> [SET EXERCISE] Images embedded in the records are excluded; print everything else exactly as given.

— Start of RECORDS FOR THE EXERCISE —

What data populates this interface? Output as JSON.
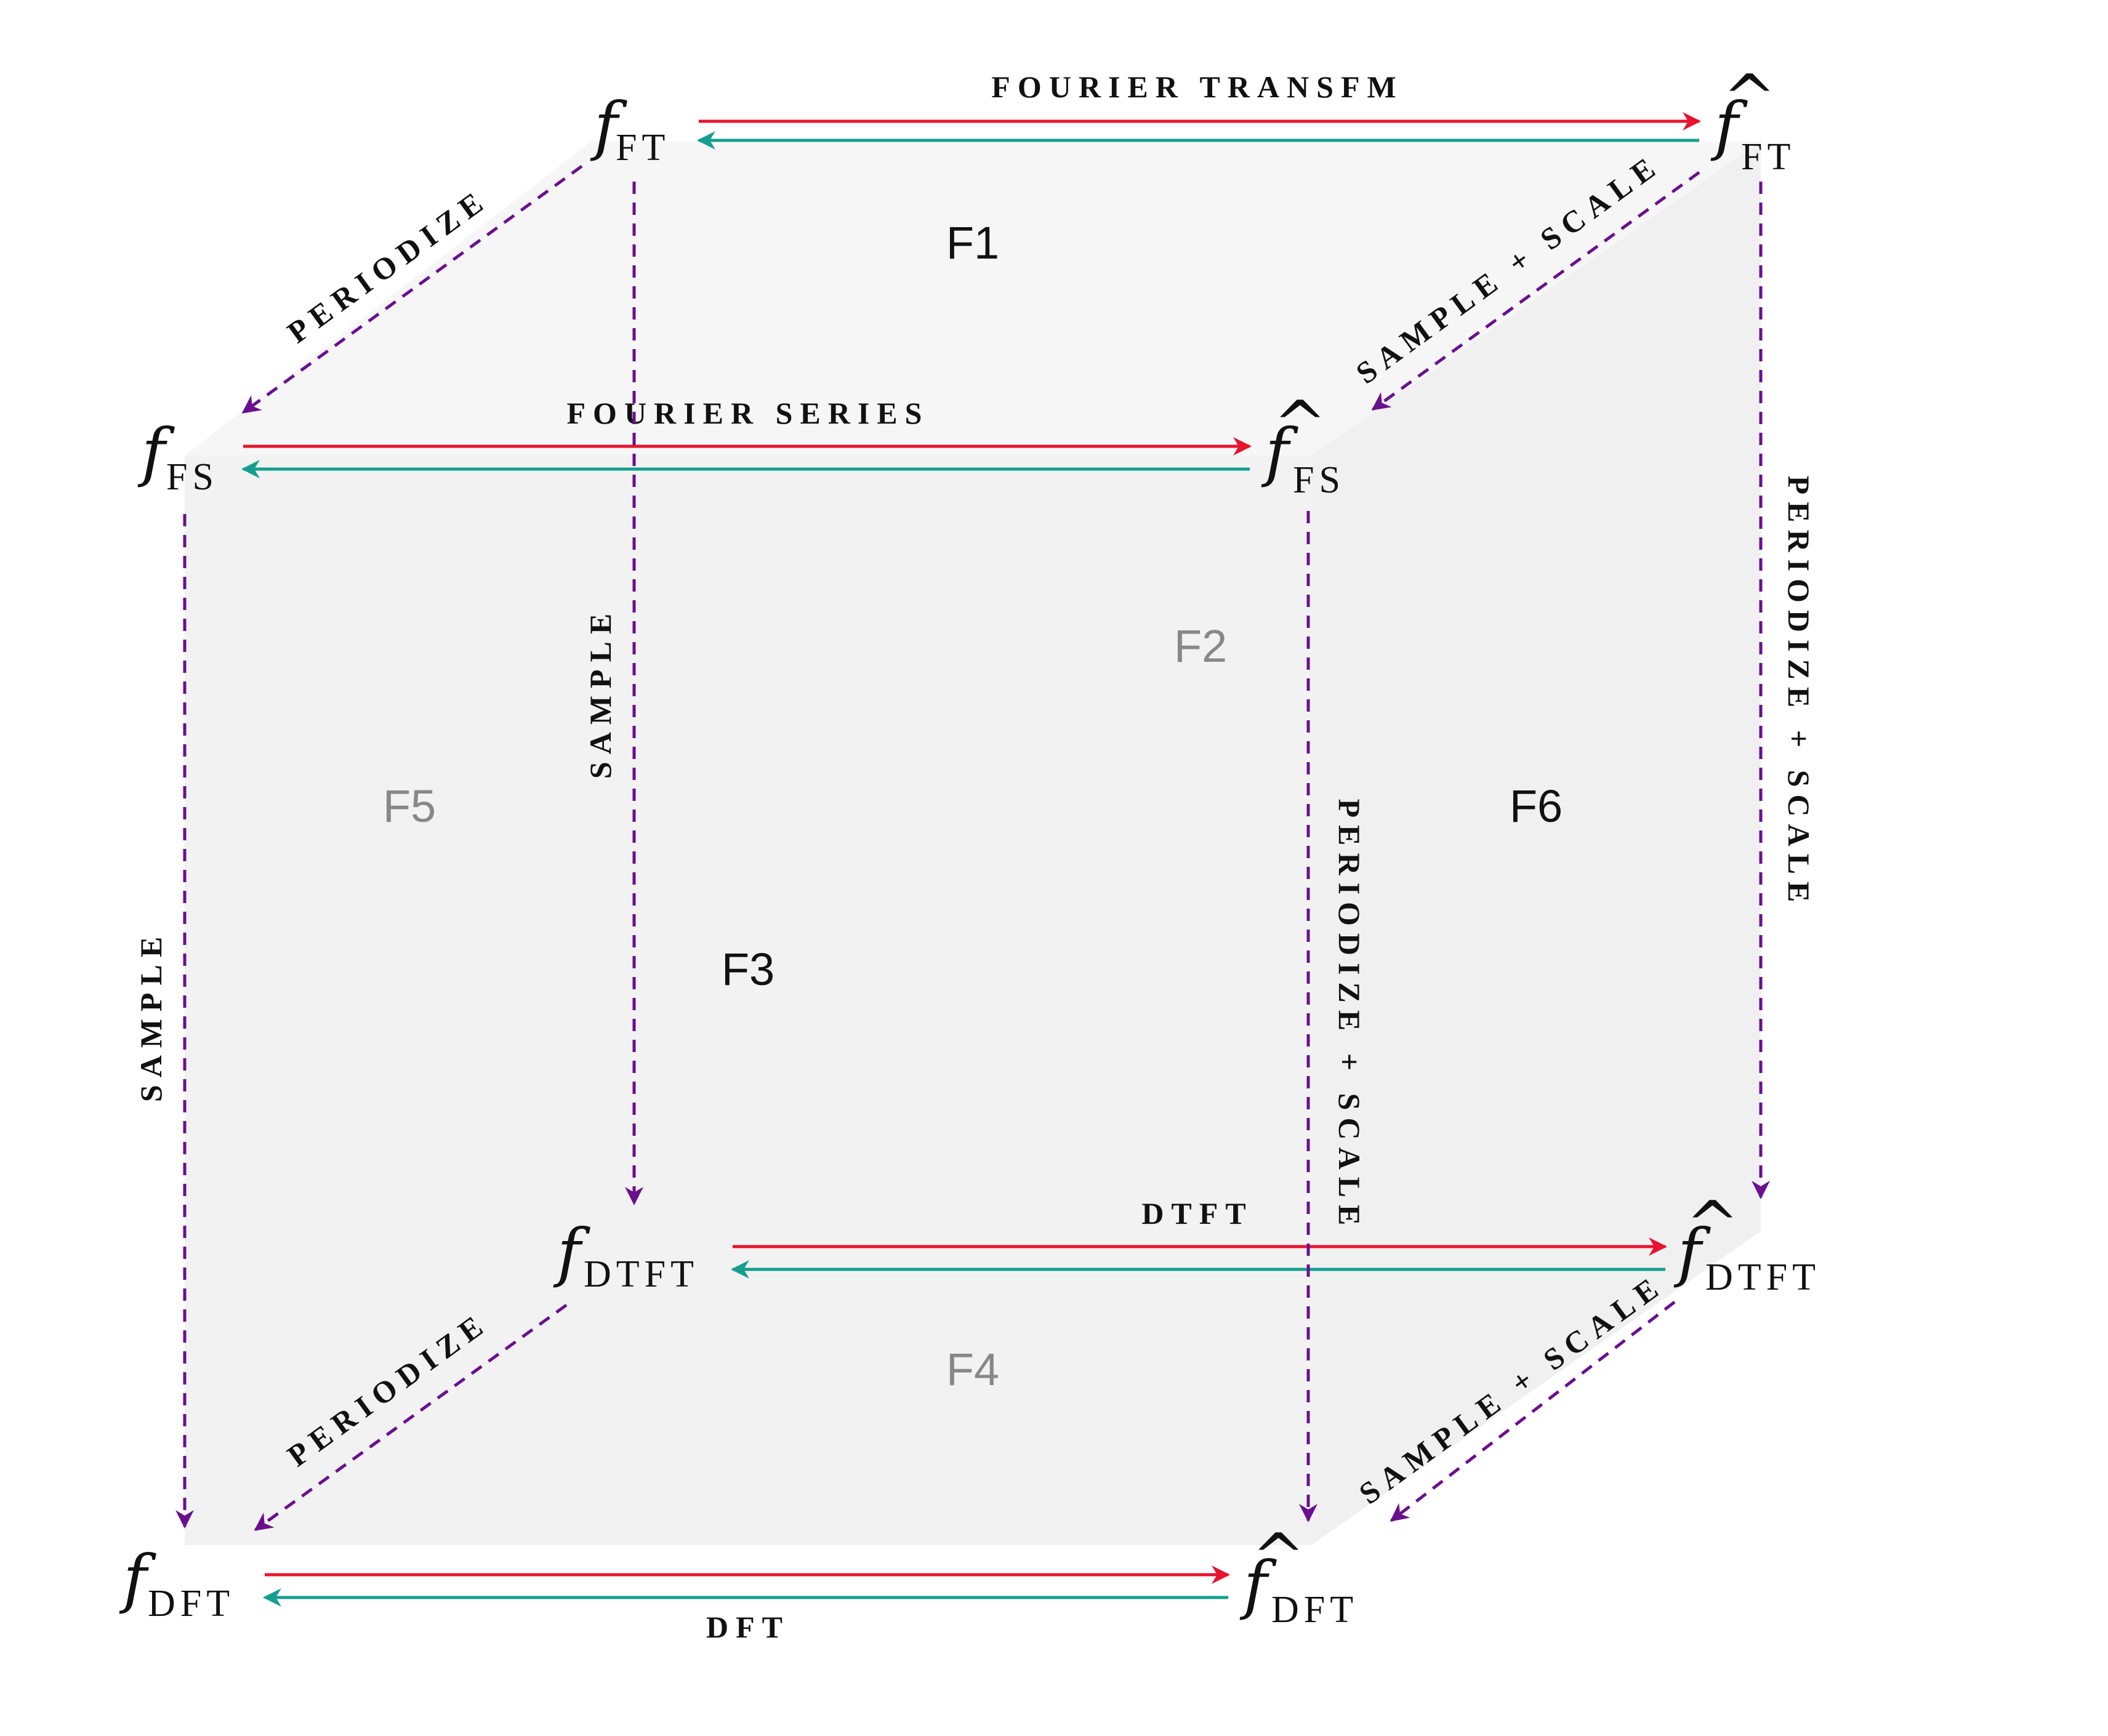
{
  "nodes": {
    "f_ft": {
      "f": "f",
      "hat": false,
      "sub": "FT"
    },
    "fhat_ft": {
      "f": "f",
      "hat": true,
      "sub": "FT"
    },
    "f_fs": {
      "f": "f",
      "hat": false,
      "sub": "FS"
    },
    "fhat_fs": {
      "f": "f",
      "hat": true,
      "sub": "FS"
    },
    "f_dtft": {
      "f": "f",
      "hat": false,
      "sub": "DTFT"
    },
    "fhat_dtft": {
      "f": "f",
      "hat": true,
      "sub": "DTFT"
    },
    "f_dft": {
      "f": "f",
      "hat": false,
      "sub": "DFT"
    },
    "fhat_dft": {
      "f": "f",
      "hat": true,
      "sub": "DFT"
    }
  },
  "edges": {
    "fourier_transform": "FOURIER TRANSFM",
    "fourier_series": "FOURIER SERIES",
    "dtft": "DTFT",
    "dft": "DFT",
    "periodize_top": "PERIODIZE",
    "periodize_bottom": "PERIODIZE",
    "sample_scale_top": "SAMPLE + SCALE",
    "sample_scale_bottom": "SAMPLE + SCALE",
    "sample_left": "SAMPLE",
    "sample_back": "SAMPLE",
    "periodize_scale_front": "PERIODIZE + SCALE",
    "periodize_scale_back": "PERIODIZE + SCALE"
  },
  "faces": {
    "f1": "F1",
    "f2": "F2",
    "f3": "F3",
    "f4": "F4",
    "f5": "F5",
    "f6": "F6"
  },
  "colors": {
    "forward_arrow": "#e8132e",
    "inverse_arrow": "#159e8f",
    "mapping_arrow": "#6a0f8e",
    "cube_face": "#f2f2f2"
  }
}
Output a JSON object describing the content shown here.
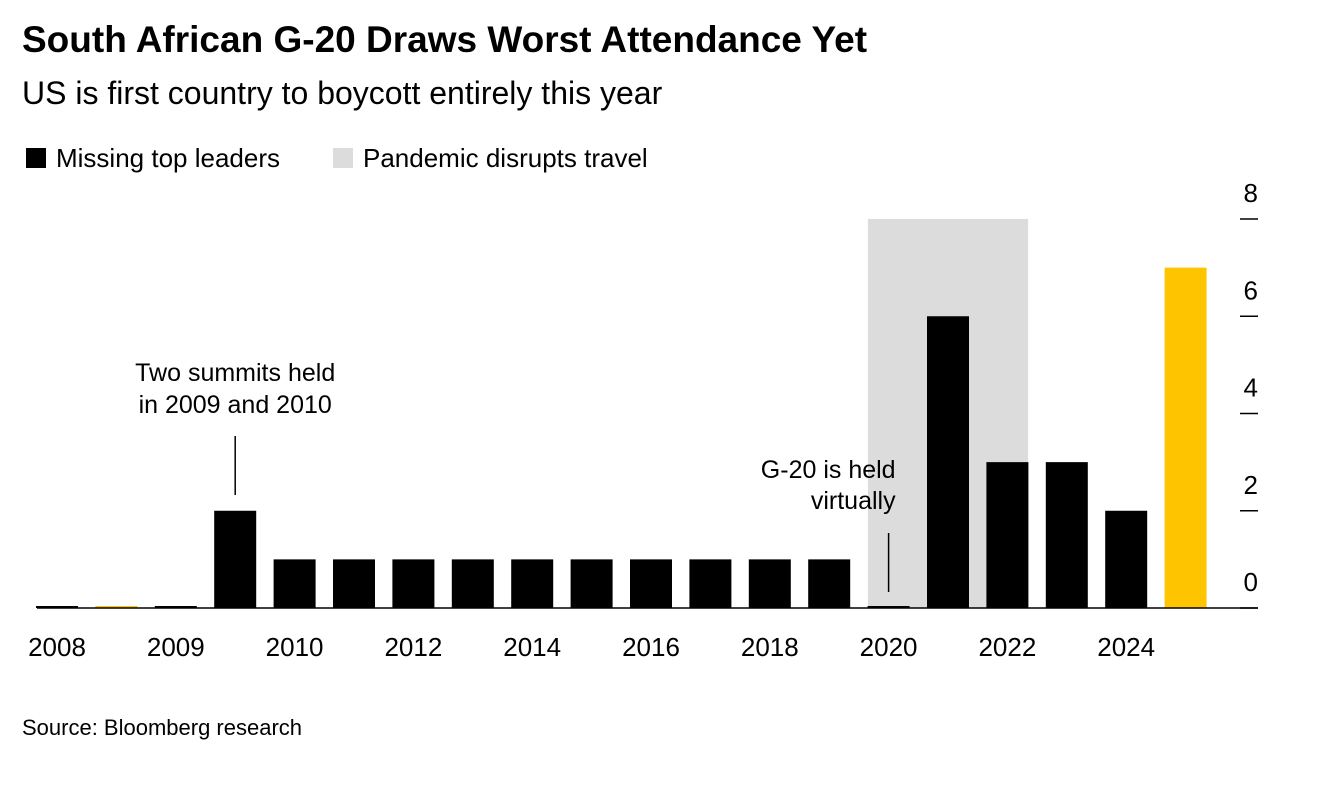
{
  "chart_data": {
    "type": "bar",
    "title": "South African G-20 Draws Worst Attendance Yet",
    "subtitle": "US is first country to boycott entirely this year",
    "source": "Source: Bloomberg research",
    "categories": [
      "2008",
      null,
      "2009",
      null,
      "2010",
      null,
      "2012",
      null,
      "2014",
      null,
      "2016",
      null,
      "2018",
      null,
      "2020",
      null,
      "2022",
      null,
      "2024",
      null
    ],
    "series": [
      {
        "name": "Missing top leaders",
        "color": "#000000",
        "values": [
          0,
          0,
          0,
          2,
          1,
          1,
          1,
          1,
          1,
          1,
          1,
          1,
          1,
          1,
          0,
          6,
          3,
          3,
          2,
          7
        ],
        "colors": [
          "#000000",
          "#ffc400",
          "#000000",
          "#000000",
          "#000000",
          "#000000",
          "#000000",
          "#000000",
          "#000000",
          "#000000",
          "#000000",
          "#000000",
          "#000000",
          "#000000",
          "#000000",
          "#000000",
          "#000000",
          "#000000",
          "#000000",
          "#ffc400"
        ]
      }
    ],
    "shading": {
      "name": "Pandemic disrupts travel",
      "color": "#dcdcdc",
      "from": 14,
      "to": 16
    },
    "annotations": [
      {
        "lines": [
          "Two summits held",
          "in 2009 and 2010"
        ],
        "index": 3
      },
      {
        "lines": [
          "G-20 is held",
          "virtually"
        ],
        "index": 14
      }
    ],
    "ylim": [
      0,
      8
    ],
    "yticks": [
      0,
      2,
      4,
      6,
      8
    ],
    "y_axis_side": "right"
  }
}
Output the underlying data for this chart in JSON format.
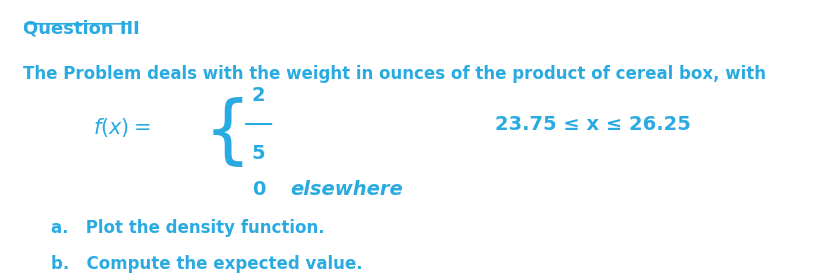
{
  "title": "Question III",
  "subtitle": "The Problem deals with the weight in ounces of the product of cereal box, with",
  "fx_label": "$f(x) =$",
  "fraction_num": "2",
  "fraction_den": "5",
  "case1_condition": "23.75 ≤ x ≤ 26.25",
  "case2_value": "0",
  "case2_condition": "elsewhere",
  "item_a": "a.   Plot the density function.",
  "item_b": "b.   Compute the expected value.",
  "text_color": "#29ABE2",
  "background_color": "#ffffff",
  "font_size_title": 13,
  "font_size_body": 12,
  "font_size_math": 13,
  "font_size_items": 12
}
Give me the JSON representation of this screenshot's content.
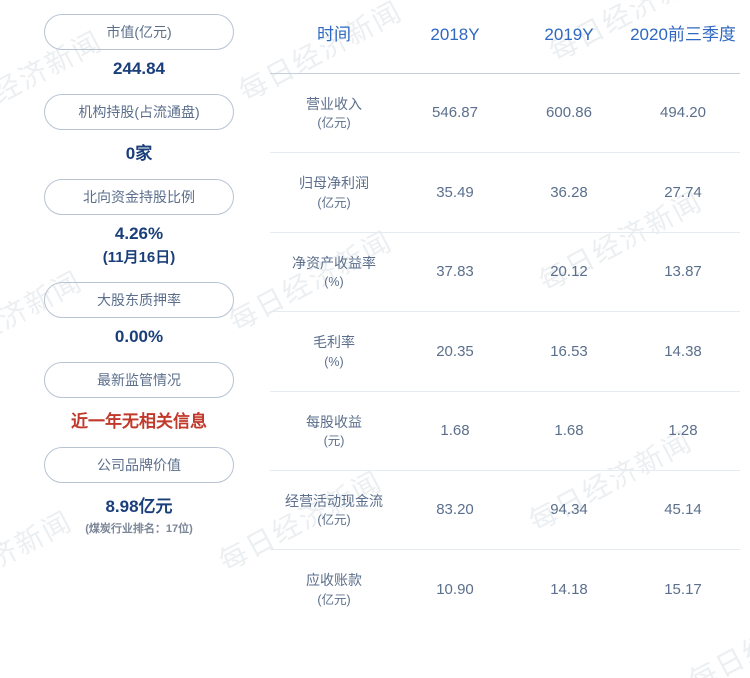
{
  "watermark_text": "每日经济新闻",
  "left": {
    "items": [
      {
        "label": "市值(亿元)",
        "value": "244.84"
      },
      {
        "label": "机构持股(占流通盘)",
        "value": "0家"
      },
      {
        "label": "北向资金持股比例",
        "value": "4.26%",
        "sub": "(11月16日)"
      },
      {
        "label": "大股东质押率",
        "value": "0.00%"
      },
      {
        "label": "最新监管情况",
        "value": "近一年无相关信息",
        "alert": true
      },
      {
        "label": "公司品牌价值",
        "value": "8.98亿元",
        "foot": "(煤炭行业排名：17位)"
      }
    ]
  },
  "table": {
    "headers": [
      "时间",
      "2018Y",
      "2019Y",
      "2020前三季度"
    ],
    "rows": [
      {
        "metric": "营业收入",
        "unit": "(亿元)",
        "vals": [
          "546.87",
          "600.86",
          "494.20"
        ]
      },
      {
        "metric": "归母净利润",
        "unit": "(亿元)",
        "vals": [
          "35.49",
          "36.28",
          "27.74"
        ]
      },
      {
        "metric": "净资产收益率",
        "unit": "(%)",
        "vals": [
          "37.83",
          "20.12",
          "13.87"
        ]
      },
      {
        "metric": "毛利率",
        "unit": "(%)",
        "vals": [
          "20.35",
          "16.53",
          "14.38"
        ]
      },
      {
        "metric": "每股收益",
        "unit": "(元)",
        "vals": [
          "1.68",
          "1.68",
          "1.28"
        ]
      },
      {
        "metric": "经营活动现金流",
        "unit": "(亿元)",
        "vals": [
          "83.20",
          "94.34",
          "45.14"
        ]
      },
      {
        "metric": "应收账款",
        "unit": "(亿元)",
        "vals": [
          "10.90",
          "14.18",
          "15.17"
        ]
      }
    ]
  },
  "styles": {
    "page_bg": "#ffffff",
    "pill_border": "#b8c3d2",
    "pill_text": "#5b6f8c",
    "value_text": "#1a3e7a",
    "alert_text": "#c0392b",
    "th_text": "#2f68c1",
    "td_text": "#5b6f8c",
    "row_border": "#e6ebf1",
    "header_border": "#c6d0dc",
    "watermark_color": "#eceff2"
  }
}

— End of RECORDS FOR THE EXERCISE —

> [IN RESPONSE]
What data populates this interface? Output as JSON.
{
  "nodes": {
    "f_ft": {
      "f": "f",
      "hat": false,
      "sub": "FT"
    },
    "fhat_ft": {
      "f": "f",
      "hat": true,
      "sub": "FT"
    },
    "f_fs": {
      "f": "f",
      "hat": false,
      "sub": "FS"
    },
    "fhat_fs": {
      "f": "f",
      "hat": true,
      "sub": "FS"
    },
    "f_dtft": {
      "f": "f",
      "hat": false,
      "sub": "DTFT"
    },
    "fhat_dtft": {
      "f": "f",
      "hat": true,
      "sub": "DTFT"
    },
    "f_dft": {
      "f": "f",
      "hat": false,
      "sub": "DFT"
    },
    "fhat_dft": {
      "f": "f",
      "hat": true,
      "sub": "DFT"
    }
  },
  "edges": {
    "fourier_transform": "FOURIER TRANSFM",
    "fourier_series": "FOURIER SERIES",
    "dtft": "DTFT",
    "dft": "DFT",
    "periodize_top": "PERIODIZE",
    "periodize_bottom": "PERIODIZE",
    "sample_scale_top": "SAMPLE + SCALE",
    "sample_scale_bottom": "SAMPLE + SCALE",
    "sample_left": "SAMPLE",
    "sample_back": "SAMPLE",
    "periodize_scale_front": "PERIODIZE + SCALE",
    "periodize_scale_back": "PERIODIZE + SCALE"
  },
  "faces": {
    "f1": "F1",
    "f2": "F2",
    "f3": "F3",
    "f4": "F4",
    "f5": "F5",
    "f6": "F6"
  },
  "colors": {
    "forward_arrow": "#e8132e",
    "inverse_arrow": "#159e8f",
    "mapping_arrow": "#6a0f8e",
    "cube_face": "#f2f2f2"
  }
}
Output a JSON object describing the content shown here.
{
  "chart_data": {
    "type": "bar",
    "title": "South African G-20 Draws Worst Attendance Yet",
    "subtitle": "US is first country to boycott entirely this year",
    "source": "Source: Bloomberg research",
    "categories": [
      "2008",
      null,
      "2009",
      null,
      "2010",
      null,
      "2012",
      null,
      "2014",
      null,
      "2016",
      null,
      "2018",
      null,
      "2020",
      null,
      "2022",
      null,
      "2024",
      null
    ],
    "series": [
      {
        "name": "Missing top leaders",
        "color": "#000000",
        "values": [
          0,
          0,
          0,
          2,
          1,
          1,
          1,
          1,
          1,
          1,
          1,
          1,
          1,
          1,
          0,
          6,
          3,
          3,
          2,
          7
        ],
        "colors": [
          "#000000",
          "#ffc400",
          "#000000",
          "#000000",
          "#000000",
          "#000000",
          "#000000",
          "#000000",
          "#000000",
          "#000000",
          "#000000",
          "#000000",
          "#000000",
          "#000000",
          "#000000",
          "#000000",
          "#000000",
          "#000000",
          "#000000",
          "#ffc400"
        ]
      }
    ],
    "shading": {
      "name": "Pandemic disrupts travel",
      "color": "#dcdcdc",
      "from": 14,
      "to": 16
    },
    "annotations": [
      {
        "lines": [
          "Two summits held",
          "in 2009 and 2010"
        ],
        "index": 3
      },
      {
        "lines": [
          "G-20 is held",
          "virtually"
        ],
        "index": 14
      }
    ],
    "ylim": [
      0,
      8
    ],
    "yticks": [
      0,
      2,
      4,
      6,
      8
    ],
    "y_axis_side": "right"
  }
}
Output the underlying data for this chart in JSON format.
{
  "title": "Question III",
  "subtitle": "The Problem deals with the weight in ounces of the product of cereal box, with",
  "fx_label": "$f(x) =$",
  "fraction_num": "2",
  "fraction_den": "5",
  "case1_condition": "23.75 ≤ x ≤ 26.25",
  "case2_value": "0",
  "case2_condition": "elsewhere",
  "item_a": "a.   Plot the density function.",
  "item_b": "b.   Compute the expected value.",
  "text_color": "#29ABE2",
  "background_color": "#ffffff",
  "font_size_title": 13,
  "font_size_body": 12,
  "font_size_math": 13,
  "font_size_items": 12
}
Give me the JSON representation of this screenshot's content.
{
  "watermark_text": "每日经济新闻",
  "left": {
    "items": [
      {
        "label": "市值(亿元)",
        "value": "244.84"
      },
      {
        "label": "机构持股(占流通盘)",
        "value": "0家"
      },
      {
        "label": "北向资金持股比例",
        "value": "4.26%",
        "sub": "(11月16日)"
      },
      {
        "label": "大股东质押率",
        "value": "0.00%"
      },
      {
        "label": "最新监管情况",
        "value": "近一年无相关信息",
        "alert": true
      },
      {
        "label": "公司品牌价值",
        "value": "8.98亿元",
        "foot": "(煤炭行业排名：17位)"
      }
    ]
  },
  "table": {
    "headers": [
      "时间",
      "2018Y",
      "2019Y",
      "2020前三季度"
    ],
    "rows": [
      {
        "metric": "营业收入",
        "unit": "(亿元)",
        "vals": [
          "546.87",
          "600.86",
          "494.20"
        ]
      },
      {
        "metric": "归母净利润",
        "unit": "(亿元)",
        "vals": [
          "35.49",
          "36.28",
          "27.74"
        ]
      },
      {
        "metric": "净资产收益率",
        "unit": "(%)",
        "vals": [
          "37.83",
          "20.12",
          "13.87"
        ]
      },
      {
        "metric": "毛利率",
        "unit": "(%)",
        "vals": [
          "20.35",
          "16.53",
          "14.38"
        ]
      },
      {
        "metric": "每股收益",
        "unit": "(元)",
        "vals": [
          "1.68",
          "1.68",
          "1.28"
        ]
      },
      {
        "metric": "经营活动现金流",
        "unit": "(亿元)",
        "vals": [
          "83.20",
          "94.34",
          "45.14"
        ]
      },
      {
        "metric": "应收账款",
        "unit": "(亿元)",
        "vals": [
          "10.90",
          "14.18",
          "15.17"
        ]
      }
    ]
  },
  "styles": {
    "page_bg": "#ffffff",
    "pill_border": "#b8c3d2",
    "pill_text": "#5b6f8c",
    "value_text": "#1a3e7a",
    "alert_text": "#c0392b",
    "th_text": "#2f68c1",
    "td_text": "#5b6f8c",
    "row_border": "#e6ebf1",
    "header_border": "#c6d0dc",
    "watermark_color": "#eceff2"
  }
}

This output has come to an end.